╭─ SELECTED EXTRACT

With all the elements in place, you also need one of the Storage Accounts’ access keys. The access key allows Terraform to authenticate to the storage account and perform actions, like creating files. Use the az storage account keys list command to list both of the access keys. You can use either key value for the Terraform configuration.

# List Storage Account access keys
az storage account keys list `
    --resource-group $rgName `
    --account-name $saName
Listing Azure Storage Account access keys
List Storage Account access keys

Update Terraform Configuration

In your Terraform configuration (typically main.tf), add the information about where Terraform should store the state file. This configuration is written in the terraform { } block using the keyword backend along with azurerm since Azure will host the state file.

In the backend configuration, you need to specify some additional information so Terraform knows where to store the state file. These values should match the resources you created in the previous section.

  • resource_group_name: The name of the Resource Group hosting the Storage Account for storing the remote state file
  • storage_account_name: The name of the Storage Account to host the state file
  • container_name: The name of the container to store the state file.
  • key: The name of the Terraform state file, ending with .tfstate.

Terraform also needs to authenticate to the Storage Account and container to perform the necessary reads and writes to the state file. One way is to add the access_key property to the configuration. Here is the updated configuration with the Azure back end information.

╰─

> **WHAT YOU NEED TO DO**:
- a) In the passage on storing Terraform state in Azure, translate this sentence into Spanish: "The access key allows Terraform to authenticate to the storage account and perform actions, like creating files."
- b) Write the next part of the passage on storing Terraform state in Azure, beginning right after its final sentence.

╭─ DATA EXTRACTS

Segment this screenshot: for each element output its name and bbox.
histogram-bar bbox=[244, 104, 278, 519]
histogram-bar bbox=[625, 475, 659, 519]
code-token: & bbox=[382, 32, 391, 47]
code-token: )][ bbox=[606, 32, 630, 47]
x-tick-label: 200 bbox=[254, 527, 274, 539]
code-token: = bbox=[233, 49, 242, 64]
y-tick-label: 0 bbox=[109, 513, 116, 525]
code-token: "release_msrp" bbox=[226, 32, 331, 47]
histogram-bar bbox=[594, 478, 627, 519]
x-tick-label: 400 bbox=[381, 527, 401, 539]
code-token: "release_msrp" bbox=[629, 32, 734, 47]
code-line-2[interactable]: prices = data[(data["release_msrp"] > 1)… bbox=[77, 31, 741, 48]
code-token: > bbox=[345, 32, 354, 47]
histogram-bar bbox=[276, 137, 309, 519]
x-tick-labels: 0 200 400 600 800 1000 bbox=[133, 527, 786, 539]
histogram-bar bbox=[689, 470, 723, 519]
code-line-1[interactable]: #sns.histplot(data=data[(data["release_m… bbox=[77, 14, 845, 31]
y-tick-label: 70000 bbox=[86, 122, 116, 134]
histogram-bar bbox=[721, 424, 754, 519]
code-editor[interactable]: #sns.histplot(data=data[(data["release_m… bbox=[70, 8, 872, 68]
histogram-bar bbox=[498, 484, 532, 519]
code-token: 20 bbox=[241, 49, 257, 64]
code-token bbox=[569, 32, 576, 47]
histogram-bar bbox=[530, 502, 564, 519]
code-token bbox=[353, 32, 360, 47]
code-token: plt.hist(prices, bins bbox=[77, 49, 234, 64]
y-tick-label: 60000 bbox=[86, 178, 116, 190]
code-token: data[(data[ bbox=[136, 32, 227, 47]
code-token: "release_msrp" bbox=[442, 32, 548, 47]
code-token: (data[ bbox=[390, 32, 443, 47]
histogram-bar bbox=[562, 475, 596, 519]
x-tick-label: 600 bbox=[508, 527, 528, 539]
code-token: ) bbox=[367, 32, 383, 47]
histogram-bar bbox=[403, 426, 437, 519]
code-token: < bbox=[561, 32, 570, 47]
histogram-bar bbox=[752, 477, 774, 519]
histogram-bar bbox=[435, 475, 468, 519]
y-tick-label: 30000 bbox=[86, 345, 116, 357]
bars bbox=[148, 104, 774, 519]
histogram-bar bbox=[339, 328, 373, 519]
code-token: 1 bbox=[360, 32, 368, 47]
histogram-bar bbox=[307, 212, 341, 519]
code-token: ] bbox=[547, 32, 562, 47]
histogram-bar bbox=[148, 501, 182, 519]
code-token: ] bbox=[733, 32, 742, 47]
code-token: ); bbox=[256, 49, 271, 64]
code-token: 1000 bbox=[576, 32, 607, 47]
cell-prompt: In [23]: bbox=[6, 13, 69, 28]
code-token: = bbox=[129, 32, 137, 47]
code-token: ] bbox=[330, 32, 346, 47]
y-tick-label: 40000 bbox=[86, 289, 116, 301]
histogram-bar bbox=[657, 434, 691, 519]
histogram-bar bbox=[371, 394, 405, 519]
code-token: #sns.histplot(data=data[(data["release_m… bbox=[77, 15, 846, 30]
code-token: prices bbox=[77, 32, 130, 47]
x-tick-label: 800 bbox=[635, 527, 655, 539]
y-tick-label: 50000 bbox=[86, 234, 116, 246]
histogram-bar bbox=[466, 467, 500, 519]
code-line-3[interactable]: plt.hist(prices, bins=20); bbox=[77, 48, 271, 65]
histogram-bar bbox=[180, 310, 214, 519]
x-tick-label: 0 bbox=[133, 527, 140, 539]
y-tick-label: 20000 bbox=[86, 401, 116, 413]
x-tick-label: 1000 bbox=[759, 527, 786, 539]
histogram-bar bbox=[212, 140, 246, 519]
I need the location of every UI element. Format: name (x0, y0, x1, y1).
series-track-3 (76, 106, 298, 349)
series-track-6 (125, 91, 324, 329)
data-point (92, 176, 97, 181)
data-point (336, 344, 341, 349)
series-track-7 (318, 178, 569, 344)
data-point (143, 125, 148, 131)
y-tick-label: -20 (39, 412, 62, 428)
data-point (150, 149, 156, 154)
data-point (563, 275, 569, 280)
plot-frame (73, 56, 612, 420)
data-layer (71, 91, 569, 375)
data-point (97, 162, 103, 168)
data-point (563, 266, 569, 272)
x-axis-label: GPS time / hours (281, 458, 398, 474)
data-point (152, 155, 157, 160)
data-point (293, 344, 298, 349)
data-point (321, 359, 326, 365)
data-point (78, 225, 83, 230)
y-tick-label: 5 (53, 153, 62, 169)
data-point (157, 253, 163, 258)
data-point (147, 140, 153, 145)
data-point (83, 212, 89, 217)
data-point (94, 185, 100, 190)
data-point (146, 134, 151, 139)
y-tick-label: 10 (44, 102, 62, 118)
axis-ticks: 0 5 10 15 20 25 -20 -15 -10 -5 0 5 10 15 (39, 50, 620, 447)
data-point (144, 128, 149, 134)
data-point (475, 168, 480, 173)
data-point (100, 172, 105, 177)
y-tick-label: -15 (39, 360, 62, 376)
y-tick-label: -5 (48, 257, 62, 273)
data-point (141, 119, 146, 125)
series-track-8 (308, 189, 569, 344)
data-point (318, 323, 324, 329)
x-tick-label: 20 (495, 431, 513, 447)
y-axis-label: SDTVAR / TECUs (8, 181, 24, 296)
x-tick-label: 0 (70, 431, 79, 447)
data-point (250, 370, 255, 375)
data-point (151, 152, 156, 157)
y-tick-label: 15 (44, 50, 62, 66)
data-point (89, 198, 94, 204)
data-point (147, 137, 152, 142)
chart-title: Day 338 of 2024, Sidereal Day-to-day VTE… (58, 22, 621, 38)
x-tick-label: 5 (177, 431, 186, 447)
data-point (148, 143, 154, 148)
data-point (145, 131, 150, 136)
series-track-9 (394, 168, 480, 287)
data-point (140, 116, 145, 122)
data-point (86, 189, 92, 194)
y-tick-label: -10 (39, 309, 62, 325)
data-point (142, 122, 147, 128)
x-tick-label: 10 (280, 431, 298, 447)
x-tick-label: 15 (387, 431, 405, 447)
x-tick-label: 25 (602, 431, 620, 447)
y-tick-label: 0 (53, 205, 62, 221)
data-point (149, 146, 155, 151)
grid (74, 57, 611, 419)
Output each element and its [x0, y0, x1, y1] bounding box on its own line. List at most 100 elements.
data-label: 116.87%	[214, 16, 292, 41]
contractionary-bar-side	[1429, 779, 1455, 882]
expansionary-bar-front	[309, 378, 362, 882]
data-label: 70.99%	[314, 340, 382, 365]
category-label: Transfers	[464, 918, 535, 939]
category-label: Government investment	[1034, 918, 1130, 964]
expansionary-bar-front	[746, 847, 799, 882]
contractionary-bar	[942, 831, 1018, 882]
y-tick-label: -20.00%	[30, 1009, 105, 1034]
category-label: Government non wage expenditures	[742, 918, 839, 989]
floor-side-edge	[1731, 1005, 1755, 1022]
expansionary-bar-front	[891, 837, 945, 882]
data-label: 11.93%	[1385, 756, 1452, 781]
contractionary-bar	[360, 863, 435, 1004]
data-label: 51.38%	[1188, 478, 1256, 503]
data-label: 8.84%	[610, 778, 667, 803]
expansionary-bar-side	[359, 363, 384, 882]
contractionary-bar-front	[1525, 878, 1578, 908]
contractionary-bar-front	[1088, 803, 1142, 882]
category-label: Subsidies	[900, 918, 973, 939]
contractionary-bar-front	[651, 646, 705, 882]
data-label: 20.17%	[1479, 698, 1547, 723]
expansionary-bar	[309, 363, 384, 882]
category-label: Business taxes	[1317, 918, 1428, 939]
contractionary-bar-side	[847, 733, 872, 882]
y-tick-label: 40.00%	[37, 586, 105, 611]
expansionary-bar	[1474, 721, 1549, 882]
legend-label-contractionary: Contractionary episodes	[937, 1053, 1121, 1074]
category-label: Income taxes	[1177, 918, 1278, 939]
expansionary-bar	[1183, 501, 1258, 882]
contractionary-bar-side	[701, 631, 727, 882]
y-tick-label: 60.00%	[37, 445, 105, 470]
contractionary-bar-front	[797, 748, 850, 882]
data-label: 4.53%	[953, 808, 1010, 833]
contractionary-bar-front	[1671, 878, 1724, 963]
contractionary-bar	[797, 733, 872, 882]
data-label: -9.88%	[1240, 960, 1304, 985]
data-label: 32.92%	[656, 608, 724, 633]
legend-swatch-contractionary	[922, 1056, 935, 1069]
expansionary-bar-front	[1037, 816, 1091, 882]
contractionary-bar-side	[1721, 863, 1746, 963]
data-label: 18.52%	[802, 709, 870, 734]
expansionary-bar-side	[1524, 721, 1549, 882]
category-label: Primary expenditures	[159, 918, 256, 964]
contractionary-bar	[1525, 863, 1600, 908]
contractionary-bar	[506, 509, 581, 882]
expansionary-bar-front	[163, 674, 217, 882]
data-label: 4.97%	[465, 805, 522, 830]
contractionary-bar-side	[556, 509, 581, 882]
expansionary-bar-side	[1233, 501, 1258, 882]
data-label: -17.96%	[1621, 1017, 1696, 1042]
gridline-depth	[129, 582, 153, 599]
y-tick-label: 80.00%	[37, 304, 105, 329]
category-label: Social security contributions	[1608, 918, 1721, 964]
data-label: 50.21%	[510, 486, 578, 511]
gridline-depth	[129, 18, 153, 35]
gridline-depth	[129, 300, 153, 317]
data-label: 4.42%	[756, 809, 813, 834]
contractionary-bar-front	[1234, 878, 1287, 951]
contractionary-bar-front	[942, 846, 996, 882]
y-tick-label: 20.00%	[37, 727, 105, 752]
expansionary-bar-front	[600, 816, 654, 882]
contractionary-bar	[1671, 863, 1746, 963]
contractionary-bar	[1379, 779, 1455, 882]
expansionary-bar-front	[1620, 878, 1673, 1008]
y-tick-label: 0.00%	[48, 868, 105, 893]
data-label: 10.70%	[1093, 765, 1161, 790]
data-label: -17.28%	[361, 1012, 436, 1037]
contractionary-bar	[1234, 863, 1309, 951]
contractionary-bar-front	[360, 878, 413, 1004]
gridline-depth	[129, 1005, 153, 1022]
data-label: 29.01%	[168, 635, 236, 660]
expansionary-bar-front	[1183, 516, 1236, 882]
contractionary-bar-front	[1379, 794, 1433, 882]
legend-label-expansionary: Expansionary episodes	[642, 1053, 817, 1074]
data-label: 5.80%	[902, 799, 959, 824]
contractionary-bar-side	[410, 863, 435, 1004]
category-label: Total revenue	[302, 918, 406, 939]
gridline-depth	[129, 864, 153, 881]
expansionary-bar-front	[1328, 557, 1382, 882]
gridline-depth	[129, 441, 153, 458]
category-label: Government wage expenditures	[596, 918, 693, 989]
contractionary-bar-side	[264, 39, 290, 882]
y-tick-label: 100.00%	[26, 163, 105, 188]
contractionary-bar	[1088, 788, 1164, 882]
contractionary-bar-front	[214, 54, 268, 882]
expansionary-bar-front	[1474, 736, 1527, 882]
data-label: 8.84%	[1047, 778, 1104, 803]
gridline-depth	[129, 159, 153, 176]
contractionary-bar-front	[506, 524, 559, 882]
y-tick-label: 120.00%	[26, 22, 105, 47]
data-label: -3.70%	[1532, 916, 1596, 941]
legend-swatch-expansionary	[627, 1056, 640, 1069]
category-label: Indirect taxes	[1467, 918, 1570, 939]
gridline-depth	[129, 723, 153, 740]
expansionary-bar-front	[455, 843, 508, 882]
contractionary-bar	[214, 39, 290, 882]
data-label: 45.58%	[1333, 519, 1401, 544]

╰─

> **RESPONSES PER TASK**:
- a) La clave de acceso permite que Terraform se autentique en la cuenta de almacenamiento y realice acciones, como crear archivos.

- b)
terraform {
  required_providers {
    azurerm = {
      source  = "hashicorp/azurerm"
      version = "~>2.64.0"
    }
  }

  backend "azurerm" {
    resource_group_name  = "terraformstate-rg"
    storage_account_name = "terraformstate35398"
    container_name       = "networkprod"
    key                  = "terraform.tfstate"
    access_key           = "ivowJtGlZMCh6SiaSP+QucyRFpP49VN2oyCapJaLf9dBmP39LGUVzTKNxARo01bd+sGWbyajoSE4sZ8eqqG4nQ=="
  }
}

However, storing the access key in the configuration file is not ideal as it exposes credentials and writes the access key to the disk. Alternatively, you can remove the access_key property and store the access key in an environment variable named ARM_ACCESS_KEY. Terraform is programmed to look for this environment variable in the absence of the value in the configuration file.

To save an environment variable in PowerShell, use the $env: prefix followed by ARM_ACCESS_KEY. For example:

$env:ARM_ACCESS_KEY = "<access key>"

Move the Terraform State

Once the storage account is created and the Terraform configuration updated, you run terraform init to prompt Terraform to update the state file location. Terraform recognizes that a local pre-existing state was found, but no existing state was found in the new backend. Therefore, Terraform prompts to copy the existing, so enter “yes” to copy the state. Alternatively, you can enter “no” to start with an empty state.

To verify the move is successful, run terraform plan again to see if any changes are needed in infrastructure in comparison to the configuration. There should be no to minimal changes. Also, the local terraform.tfstate file should now be empty.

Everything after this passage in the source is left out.